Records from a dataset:

** BEGIN **

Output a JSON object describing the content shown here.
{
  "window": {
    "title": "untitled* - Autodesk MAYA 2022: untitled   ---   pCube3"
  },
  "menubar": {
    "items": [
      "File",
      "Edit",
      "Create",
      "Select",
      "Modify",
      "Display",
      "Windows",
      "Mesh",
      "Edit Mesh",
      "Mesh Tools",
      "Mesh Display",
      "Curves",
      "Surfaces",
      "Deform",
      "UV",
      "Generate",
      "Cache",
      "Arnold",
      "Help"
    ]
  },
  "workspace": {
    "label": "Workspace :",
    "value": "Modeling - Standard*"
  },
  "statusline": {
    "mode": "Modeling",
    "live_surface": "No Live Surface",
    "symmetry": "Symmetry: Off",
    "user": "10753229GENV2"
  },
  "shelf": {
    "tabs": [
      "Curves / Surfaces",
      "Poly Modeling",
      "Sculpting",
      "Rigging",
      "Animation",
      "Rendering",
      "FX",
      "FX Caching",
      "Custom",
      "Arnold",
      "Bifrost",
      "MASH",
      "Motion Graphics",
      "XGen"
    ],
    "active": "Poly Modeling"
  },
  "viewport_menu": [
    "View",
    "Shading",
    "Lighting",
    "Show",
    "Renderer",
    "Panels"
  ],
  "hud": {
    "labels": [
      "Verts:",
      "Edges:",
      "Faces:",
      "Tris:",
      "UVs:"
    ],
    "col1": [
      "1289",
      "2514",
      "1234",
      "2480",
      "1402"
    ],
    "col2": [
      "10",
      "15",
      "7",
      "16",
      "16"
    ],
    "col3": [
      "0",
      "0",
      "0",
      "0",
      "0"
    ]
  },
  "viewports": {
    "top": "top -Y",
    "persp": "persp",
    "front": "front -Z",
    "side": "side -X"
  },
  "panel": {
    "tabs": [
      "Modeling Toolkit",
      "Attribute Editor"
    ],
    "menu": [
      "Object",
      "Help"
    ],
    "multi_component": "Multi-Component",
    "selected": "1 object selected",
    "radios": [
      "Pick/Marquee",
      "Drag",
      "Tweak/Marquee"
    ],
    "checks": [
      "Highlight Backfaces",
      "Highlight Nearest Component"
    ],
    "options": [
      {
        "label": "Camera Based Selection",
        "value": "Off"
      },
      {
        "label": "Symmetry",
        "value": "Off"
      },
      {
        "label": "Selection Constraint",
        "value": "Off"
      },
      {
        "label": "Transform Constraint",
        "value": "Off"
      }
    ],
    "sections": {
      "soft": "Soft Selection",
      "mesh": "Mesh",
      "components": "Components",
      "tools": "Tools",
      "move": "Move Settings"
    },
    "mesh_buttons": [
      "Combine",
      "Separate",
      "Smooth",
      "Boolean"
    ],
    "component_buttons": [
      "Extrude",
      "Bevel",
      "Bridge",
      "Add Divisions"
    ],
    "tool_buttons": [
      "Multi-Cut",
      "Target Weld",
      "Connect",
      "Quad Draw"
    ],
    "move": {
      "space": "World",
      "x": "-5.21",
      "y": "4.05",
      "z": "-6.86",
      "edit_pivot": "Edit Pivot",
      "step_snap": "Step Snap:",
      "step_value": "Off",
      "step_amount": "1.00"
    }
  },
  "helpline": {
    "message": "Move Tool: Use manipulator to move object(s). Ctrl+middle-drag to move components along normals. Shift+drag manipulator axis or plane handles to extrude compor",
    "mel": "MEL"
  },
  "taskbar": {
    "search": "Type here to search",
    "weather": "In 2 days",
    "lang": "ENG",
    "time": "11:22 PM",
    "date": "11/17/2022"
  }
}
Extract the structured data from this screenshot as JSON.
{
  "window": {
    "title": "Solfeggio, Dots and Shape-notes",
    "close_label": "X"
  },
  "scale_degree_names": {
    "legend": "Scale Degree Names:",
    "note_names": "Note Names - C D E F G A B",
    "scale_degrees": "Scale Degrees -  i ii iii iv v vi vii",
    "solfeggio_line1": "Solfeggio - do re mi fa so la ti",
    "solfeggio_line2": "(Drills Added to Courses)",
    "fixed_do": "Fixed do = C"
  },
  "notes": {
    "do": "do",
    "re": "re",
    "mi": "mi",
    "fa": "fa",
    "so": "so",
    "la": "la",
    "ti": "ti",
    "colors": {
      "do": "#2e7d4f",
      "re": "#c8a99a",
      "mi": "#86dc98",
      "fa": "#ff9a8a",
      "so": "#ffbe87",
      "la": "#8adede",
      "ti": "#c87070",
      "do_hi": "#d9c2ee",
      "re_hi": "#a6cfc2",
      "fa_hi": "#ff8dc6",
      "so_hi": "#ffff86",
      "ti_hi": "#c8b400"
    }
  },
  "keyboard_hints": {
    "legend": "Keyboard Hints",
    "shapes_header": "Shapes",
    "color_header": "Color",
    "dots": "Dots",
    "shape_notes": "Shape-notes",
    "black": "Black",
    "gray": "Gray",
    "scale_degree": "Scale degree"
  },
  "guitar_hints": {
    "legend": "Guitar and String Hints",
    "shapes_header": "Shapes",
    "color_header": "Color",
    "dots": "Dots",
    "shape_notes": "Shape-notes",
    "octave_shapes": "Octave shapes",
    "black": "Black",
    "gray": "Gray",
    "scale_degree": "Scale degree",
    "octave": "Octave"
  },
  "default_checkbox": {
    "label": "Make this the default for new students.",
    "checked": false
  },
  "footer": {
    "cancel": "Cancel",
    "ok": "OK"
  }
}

** END **

Exercise: Retype the entries exactly, including every line.

Result below:
Output a JSON object describing the content shown here.
{
  "window": {
    "title": "untitled* - Autodesk MAYA 2022: untitled   ---   pCube3"
  },
  "menubar": {
    "items": [
      "File",
      "Edit",
      "Create",
      "Select",
      "Modify",
      "Display",
      "Windows",
      "Mesh",
      "Edit Mesh",
      "Mesh Tools",
      "Mesh Display",
      "Curves",
      "Surfaces",
      "Deform",
      "UV",
      "Generate",
      "Cache",
      "Arnold",
      "Help"
    ]
  },
  "workspace": {
    "label": "Workspace :",
    "value": "Modeling - Standard*"
  },
  "statusline": {
    "mode": "Modeling",
    "live_surface": "No Live Surface",
    "symmetry": "Symmetry: Off",
    "user": "10753229GENV2"
  },
  "shelf": {
    "tabs": [
      "Curves / Surfaces",
      "Poly Modeling",
      "Sculpting",
      "Rigging",
      "Animation",
      "Rendering",
      "FX",
      "FX Caching",
      "Custom",
      "Arnold",
      "Bifrost",
      "MASH",
      "Motion Graphics",
      "XGen"
    ],
    "active": "Poly Modeling"
  },
  "viewport_menu": [
    "View",
    "Shading",
    "Lighting",
    "Show",
    "Renderer",
    "Panels"
  ],
  "hud": {
    "labels": [
      "Verts:",
      "Edges:",
      "Faces:",
      "Tris:",
      "UVs:"
    ],
    "col1": [
      "1289",
      "2514",
      "1234",
      "2480",
      "1402"
    ],
    "col2": [
      "10",
      "15",
      "7",
      "16",
      "16"
    ],
    "col3": [
      "0",
      "0",
      "0",
      "0",
      "0"
    ]
  },
  "viewports": {
    "top": "top -Y",
    "persp": "persp",
    "front": "front -Z",
    "side": "side -X"
  },
  "panel": {
    "tabs": [
      "Modeling Toolkit",
      "Attribute Editor"
    ],
    "menu": [
      "Object",
      "Help"
    ],
    "multi_component": "Multi-Component",
    "selected": "1 object selected",
    "radios": [
      "Pick/Marquee",
      "Drag",
      "Tweak/Marquee"
    ],
    "checks": [
      "Highlight Backfaces",
      "Highlight Nearest Component"
    ],
    "options": [
      {
        "label": "Camera Based Selection",
        "value": "Off"
      },
      {
        "label": "Symmetry",
        "value": "Off"
      },
      {
        "label": "Selection Constraint",
        "value": "Off"
      },
      {
        "label": "Transform Constraint",
        "value": "Off"
      }
    ],
    "sections": {
      "soft": "Soft Selection",
      "mesh": "Mesh",
      "components": "Components",
      "tools": "Tools",
      "move": "Move Settings"
    },
    "mesh_buttons": [
      "Combine",
      "Separate",
      "Smooth",
      "Boolean"
    ],
    "component_buttons": [
      "Extrude",
      "Bevel",
      "Bridge",
      "Add Divisions"
    ],
    "tool_buttons": [
      "Multi-Cut",
      "Target Weld",
      "Connect",
      "Quad Draw"
    ],
    "move": {
      "space": "World",
      "x": "-5.21",
      "y": "4.05",
      "z": "-6.86",
      "edit_pivot": "Edit Pivot",
      "step_snap": "Step Snap:",
      "step_value": "Off",
      "step_amount": "1.00"
    }
  },
  "helpline": {
    "message": "Move Tool: Use manipulator to move object(s). Ctrl+middle-drag to move components along normals. Shift+drag manipulator axis or plane handles to extrude compor",
    "mel": "MEL"
  },
  "taskbar": {
    "search": "Type here to search",
    "weather": "In 2 days",
    "lang": "ENG",
    "time": "11:22 PM",
    "date": "11/17/2022"
  }
}
Extract the structured data from this screenshot as JSON.
{
  "window": {
    "title": "Solfeggio, Dots and Shape-notes",
    "close_label": "X"
  },
  "scale_degree_names": {
    "legend": "Scale Degree Names:",
    "note_names": "Note Names - C D E F G A B",
    "scale_degrees": "Scale Degrees -  i ii iii iv v vi vii",
    "solfeggio_line1": "Solfeggio - do re mi fa so la ti",
    "solfeggio_line2": "(Drills Added to Courses)",
    "fixed_do": "Fixed do = C"
  },
  "notes": {
    "do": "do",
    "re": "re",
    "mi": "mi",
    "fa": "fa",
    "so": "so",
    "la": "la",
    "ti": "ti",
    "colors": {
      "do": "#2e7d4f",
      "re": "#c8a99a",
      "mi": "#86dc98",
      "fa": "#ff9a8a",
      "so": "#ffbe87",
      "la": "#8adede",
      "ti": "#c87070",
      "do_hi": "#d9c2ee",
      "re_hi": "#a6cfc2",
      "fa_hi": "#ff8dc6",
      "so_hi": "#ffff86",
      "ti_hi": "#c8b400"
    }
  },
  "keyboard_hints": {
    "legend": "Keyboard Hints",
    "shapes_header": "Shapes",
    "color_header": "Color",
    "dots": "Dots",
    "shape_notes": "Shape-notes",
    "black": "Black",
    "gray": "Gray",
    "scale_degree": "Scale degree"
  },
  "guitar_hints": {
    "legend": "Guitar and String Hints",
    "shapes_header": "Shapes",
    "color_header": "Color",
    "dots": "Dots",
    "shape_notes": "Shape-notes",
    "octave_shapes": "Octave shapes",
    "black": "Black",
    "gray": "Gray",
    "scale_degree": "Scale degree",
    "octave": "Octave"
  },
  "default_checkbox": {
    "label": "Make this the default for new students.",
    "checked": false
  },
  "footer": {
    "cancel": "Cancel",
    "ok": "OK"
  }
}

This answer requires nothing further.